• _STATED TASK_:
Check every line below for the string "views", and copy the lines that contain it.

---- ENTRIES SHOWN

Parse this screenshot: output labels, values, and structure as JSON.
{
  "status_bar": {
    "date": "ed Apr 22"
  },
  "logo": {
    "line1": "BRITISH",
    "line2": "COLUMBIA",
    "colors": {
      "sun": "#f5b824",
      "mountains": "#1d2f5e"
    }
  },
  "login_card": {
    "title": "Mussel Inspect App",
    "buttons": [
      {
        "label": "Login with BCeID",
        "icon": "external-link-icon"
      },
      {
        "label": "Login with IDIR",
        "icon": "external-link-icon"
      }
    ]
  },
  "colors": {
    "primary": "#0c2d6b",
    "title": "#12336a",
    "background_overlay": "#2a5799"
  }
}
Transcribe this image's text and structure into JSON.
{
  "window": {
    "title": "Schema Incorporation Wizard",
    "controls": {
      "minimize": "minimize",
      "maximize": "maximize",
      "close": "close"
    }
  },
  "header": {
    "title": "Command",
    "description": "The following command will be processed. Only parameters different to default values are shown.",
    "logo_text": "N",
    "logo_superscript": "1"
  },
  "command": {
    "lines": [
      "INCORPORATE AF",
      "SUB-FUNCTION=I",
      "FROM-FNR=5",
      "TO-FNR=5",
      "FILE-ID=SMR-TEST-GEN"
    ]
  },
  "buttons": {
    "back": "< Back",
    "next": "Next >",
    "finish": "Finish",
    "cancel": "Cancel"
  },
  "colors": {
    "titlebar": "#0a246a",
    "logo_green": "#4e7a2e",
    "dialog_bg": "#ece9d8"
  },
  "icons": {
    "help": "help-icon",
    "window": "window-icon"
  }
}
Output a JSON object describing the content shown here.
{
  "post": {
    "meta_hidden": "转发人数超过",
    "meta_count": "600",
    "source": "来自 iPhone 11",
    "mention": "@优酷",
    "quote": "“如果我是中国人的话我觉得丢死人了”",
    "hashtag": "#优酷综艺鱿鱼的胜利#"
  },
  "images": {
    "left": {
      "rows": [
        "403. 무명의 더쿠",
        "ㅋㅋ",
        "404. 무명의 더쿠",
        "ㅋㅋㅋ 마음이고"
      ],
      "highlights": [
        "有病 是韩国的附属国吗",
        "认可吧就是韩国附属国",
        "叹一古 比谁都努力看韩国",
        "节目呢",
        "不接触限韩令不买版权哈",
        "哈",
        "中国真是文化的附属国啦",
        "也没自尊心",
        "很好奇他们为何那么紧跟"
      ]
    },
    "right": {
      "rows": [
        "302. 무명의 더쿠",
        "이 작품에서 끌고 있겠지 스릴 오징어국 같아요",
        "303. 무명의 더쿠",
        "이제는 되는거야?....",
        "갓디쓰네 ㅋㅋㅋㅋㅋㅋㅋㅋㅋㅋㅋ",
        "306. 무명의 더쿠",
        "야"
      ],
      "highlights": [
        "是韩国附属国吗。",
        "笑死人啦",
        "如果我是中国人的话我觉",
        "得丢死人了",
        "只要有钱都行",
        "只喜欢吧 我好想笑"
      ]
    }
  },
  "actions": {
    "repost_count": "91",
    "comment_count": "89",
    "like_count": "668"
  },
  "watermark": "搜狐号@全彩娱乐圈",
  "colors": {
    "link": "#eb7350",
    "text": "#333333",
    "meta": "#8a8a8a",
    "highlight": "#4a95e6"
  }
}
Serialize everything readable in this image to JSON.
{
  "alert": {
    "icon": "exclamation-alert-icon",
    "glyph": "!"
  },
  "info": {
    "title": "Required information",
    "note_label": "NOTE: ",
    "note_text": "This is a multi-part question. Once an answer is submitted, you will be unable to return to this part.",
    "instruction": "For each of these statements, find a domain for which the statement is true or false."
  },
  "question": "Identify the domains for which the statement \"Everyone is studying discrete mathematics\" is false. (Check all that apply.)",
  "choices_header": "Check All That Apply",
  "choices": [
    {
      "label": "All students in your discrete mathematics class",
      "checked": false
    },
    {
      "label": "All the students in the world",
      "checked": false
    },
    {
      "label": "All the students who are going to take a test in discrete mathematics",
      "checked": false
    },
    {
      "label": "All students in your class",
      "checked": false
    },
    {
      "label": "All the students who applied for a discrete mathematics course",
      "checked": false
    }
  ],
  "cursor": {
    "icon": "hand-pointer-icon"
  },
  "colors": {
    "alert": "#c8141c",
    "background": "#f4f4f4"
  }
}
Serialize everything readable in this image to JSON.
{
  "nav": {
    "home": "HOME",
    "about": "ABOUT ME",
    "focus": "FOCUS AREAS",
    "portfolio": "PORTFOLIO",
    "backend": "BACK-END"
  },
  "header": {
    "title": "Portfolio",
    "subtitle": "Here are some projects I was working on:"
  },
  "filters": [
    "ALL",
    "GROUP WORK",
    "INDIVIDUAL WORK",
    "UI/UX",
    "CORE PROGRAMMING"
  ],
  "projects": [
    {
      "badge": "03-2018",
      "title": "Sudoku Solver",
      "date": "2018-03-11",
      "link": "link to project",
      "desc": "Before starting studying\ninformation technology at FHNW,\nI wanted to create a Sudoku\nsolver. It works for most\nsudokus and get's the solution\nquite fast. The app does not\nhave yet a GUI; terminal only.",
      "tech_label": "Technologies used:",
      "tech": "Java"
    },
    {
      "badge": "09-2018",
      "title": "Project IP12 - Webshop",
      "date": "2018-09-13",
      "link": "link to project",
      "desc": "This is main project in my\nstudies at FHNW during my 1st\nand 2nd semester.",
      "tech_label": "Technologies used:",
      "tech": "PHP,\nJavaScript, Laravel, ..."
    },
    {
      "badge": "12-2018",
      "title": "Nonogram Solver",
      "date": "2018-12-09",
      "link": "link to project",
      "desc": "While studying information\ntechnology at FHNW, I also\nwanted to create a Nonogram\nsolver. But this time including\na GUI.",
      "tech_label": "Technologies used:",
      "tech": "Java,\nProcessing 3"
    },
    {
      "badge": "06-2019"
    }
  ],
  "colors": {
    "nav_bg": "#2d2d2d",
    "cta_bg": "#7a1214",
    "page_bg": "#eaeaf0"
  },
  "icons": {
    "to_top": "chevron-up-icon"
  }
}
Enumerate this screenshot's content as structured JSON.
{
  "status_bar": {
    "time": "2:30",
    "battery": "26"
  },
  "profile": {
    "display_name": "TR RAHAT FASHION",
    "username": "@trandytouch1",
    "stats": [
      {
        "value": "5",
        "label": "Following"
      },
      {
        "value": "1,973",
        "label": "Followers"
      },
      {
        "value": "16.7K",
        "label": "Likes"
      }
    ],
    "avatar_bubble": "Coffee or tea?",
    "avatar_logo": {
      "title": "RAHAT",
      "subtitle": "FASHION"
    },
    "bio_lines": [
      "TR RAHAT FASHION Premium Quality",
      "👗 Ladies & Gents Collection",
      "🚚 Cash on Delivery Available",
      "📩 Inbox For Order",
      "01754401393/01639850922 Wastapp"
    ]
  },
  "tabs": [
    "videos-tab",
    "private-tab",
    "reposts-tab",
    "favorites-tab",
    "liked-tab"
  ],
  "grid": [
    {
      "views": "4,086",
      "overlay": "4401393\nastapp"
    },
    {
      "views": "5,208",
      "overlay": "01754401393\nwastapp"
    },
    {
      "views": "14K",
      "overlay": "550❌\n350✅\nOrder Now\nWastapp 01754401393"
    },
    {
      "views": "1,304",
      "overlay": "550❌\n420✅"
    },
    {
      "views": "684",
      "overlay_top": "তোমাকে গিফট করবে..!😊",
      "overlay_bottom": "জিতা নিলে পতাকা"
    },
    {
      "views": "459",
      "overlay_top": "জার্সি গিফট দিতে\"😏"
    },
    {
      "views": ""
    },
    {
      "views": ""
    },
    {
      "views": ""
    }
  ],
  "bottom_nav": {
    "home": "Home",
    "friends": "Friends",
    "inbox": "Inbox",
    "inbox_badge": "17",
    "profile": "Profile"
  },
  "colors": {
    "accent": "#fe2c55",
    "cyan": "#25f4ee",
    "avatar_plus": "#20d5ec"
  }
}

--------

• _RESULT_:
      "views": "4,086",
      "views": "5,208",
      "views": "14K",
      "views": "1,304",
      "views": "684",
      "views": "459",
      "views": ""
      "views": ""
      "views": ""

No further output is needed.